§ Task goal
Extract each line holding the word "clicking" from the entries.

§ Records provided
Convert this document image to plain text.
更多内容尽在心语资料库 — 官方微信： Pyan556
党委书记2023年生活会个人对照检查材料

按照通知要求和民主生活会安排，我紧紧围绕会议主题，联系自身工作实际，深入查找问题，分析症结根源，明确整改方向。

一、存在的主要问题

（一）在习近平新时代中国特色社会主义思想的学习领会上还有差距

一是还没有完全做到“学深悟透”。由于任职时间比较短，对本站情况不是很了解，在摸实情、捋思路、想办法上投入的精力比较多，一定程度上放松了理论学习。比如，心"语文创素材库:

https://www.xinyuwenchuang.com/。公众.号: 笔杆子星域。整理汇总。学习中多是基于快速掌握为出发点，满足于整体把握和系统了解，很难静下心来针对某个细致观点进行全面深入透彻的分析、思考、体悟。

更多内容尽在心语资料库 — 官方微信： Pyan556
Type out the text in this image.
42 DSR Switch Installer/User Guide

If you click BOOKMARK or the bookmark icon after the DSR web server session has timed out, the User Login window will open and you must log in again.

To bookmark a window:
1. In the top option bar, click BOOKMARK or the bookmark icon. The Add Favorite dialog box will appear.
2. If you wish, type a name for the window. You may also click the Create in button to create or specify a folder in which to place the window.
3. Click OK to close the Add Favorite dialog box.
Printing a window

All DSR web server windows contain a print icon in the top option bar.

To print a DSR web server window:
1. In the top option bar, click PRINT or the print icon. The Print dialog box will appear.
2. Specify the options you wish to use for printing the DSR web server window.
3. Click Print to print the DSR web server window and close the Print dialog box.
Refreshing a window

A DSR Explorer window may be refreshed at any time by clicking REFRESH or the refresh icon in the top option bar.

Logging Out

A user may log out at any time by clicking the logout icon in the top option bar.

§ Written response
A DSR Explorer window may be refreshed at any time by clicking REFRESH or the refresh icon in the top option bar.
A user may log out at any time by clicking the logout icon in the top option bar.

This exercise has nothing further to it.